** start ENTRIES **
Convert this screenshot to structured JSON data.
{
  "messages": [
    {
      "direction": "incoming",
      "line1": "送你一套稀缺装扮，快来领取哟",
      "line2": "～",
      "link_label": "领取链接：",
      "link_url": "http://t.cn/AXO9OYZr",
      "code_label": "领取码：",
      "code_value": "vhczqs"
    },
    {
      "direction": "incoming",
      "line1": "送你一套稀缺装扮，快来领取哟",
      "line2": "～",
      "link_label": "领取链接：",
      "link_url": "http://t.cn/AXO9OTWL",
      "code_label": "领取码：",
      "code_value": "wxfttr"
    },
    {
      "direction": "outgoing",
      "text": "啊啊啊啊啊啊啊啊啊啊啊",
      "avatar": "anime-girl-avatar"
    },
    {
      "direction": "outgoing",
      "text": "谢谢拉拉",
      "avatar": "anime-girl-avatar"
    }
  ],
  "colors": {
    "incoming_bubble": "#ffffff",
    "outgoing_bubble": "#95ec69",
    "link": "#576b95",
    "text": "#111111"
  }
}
** end ENTRIES **
- _WRITTEN EXERCISE_:
Write out the full listing exactly as given.

- _RESULT FOR THIS EXERCISE_:
Convert this screenshot to structured JSON data.
{
  "messages": [
    {
      "direction": "incoming",
      "line1": "送你一套稀缺装扮，快来领取哟",
      "line2": "～",
      "link_label": "领取链接：",
      "link_url": "http://t.cn/AXO9OYZr",
      "code_label": "领取码：",
      "code_value": "vhczqs"
    },
    {
      "direction": "incoming",
      "line1": "送你一套稀缺装扮，快来领取哟",
      "line2": "～",
      "link_label": "领取链接：",
      "link_url": "http://t.cn/AXO9OTWL",
      "code_label": "领取码：",
      "code_value": "wxfttr"
    },
    {
      "direction": "outgoing",
      "text": "啊啊啊啊啊啊啊啊啊啊啊",
      "avatar": "anime-girl-avatar"
    },
    {
      "direction": "outgoing",
      "text": "谢谢拉拉",
      "avatar": "anime-girl-avatar"
    }
  ],
  "colors": {
    "incoming_bubble": "#ffffff",
    "outgoing_bubble": "#95ec69",
    "link": "#576b95",
    "text": "#111111"
  }
}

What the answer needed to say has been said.